** START MATERIAL FOR THIS TASK **

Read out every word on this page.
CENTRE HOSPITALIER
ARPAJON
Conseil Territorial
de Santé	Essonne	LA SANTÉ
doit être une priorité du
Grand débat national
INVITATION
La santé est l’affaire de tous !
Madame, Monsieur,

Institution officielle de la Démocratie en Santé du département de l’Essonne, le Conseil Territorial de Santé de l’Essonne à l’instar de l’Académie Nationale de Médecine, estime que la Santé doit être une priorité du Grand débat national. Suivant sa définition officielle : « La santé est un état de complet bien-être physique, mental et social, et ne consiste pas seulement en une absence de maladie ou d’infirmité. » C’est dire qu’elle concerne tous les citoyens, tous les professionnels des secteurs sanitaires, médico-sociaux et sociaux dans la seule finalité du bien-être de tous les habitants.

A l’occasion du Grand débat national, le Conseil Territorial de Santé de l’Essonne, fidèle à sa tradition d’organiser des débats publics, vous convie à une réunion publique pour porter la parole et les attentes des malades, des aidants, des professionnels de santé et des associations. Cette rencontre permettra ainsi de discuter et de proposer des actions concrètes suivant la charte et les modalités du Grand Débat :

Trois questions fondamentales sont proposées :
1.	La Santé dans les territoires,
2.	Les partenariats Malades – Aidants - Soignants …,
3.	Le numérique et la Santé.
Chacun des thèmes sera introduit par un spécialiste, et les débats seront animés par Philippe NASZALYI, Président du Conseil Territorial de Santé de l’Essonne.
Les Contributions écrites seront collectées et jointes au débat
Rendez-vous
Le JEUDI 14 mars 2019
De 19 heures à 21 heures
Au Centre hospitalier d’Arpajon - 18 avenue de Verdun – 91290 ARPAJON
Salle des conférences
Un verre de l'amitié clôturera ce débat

** END MATERIAL FOR THIS TASK **

PROBLEM REQUIREMENTS: Repeat every line of the records above exactly.

EXERCISE RESPONSE:
Read out every word on this page.
CENTRE HOSPITALIER
ARPAJON
Conseil Territorial
de Santé	Essonne	LA SANTÉ
doit être une priorité du
Grand débat national
INVITATION
La santé est l’affaire de tous !
Madame, Monsieur,

Institution officielle de la Démocratie en Santé du département de l’Essonne, le Conseil Territorial de Santé de l’Essonne à l’instar de l’Académie Nationale de Médecine, estime que la Santé doit être une priorité du Grand débat national. Suivant sa définition officielle : « La santé est un état de complet bien-être physique, mental et social, et ne consiste pas seulement en une absence de maladie ou d’infirmité. » C’est dire qu’elle concerne tous les citoyens, tous les professionnels des secteurs sanitaires, médico-sociaux et sociaux dans la seule finalité du bien-être de tous les habitants.

A l’occasion du Grand débat national, le Conseil Territorial de Santé de l’Essonne, fidèle à sa tradition d’organiser des débats publics, vous convie à une réunion publique pour porter la parole et les attentes des malades, des aidants, des professionnels de santé et des associations. Cette rencontre permettra ainsi de discuter et de proposer des actions concrètes suivant la charte et les modalités du Grand Débat :

Trois questions fondamentales sont proposées :
1.	La Santé dans les territoires,
2.	Les partenariats Malades – Aidants - Soignants …,
3.	Le numérique et la Santé.
Chacun des thèmes sera introduit par un spécialiste, et les débats seront animés par Philippe NASZALYI, Président du Conseil Territorial de Santé de l’Essonne.
Les Contributions écrites seront collectées et jointes au débat
Rendez-vous
Le JEUDI 14 mars 2019
De 19 heures à 21 heures
Au Centre hospitalier d’Arpajon - 18 avenue de Verdun – 91290 ARPAJON
Salle des conférences
Un verre de l'amitié clôturera ce débat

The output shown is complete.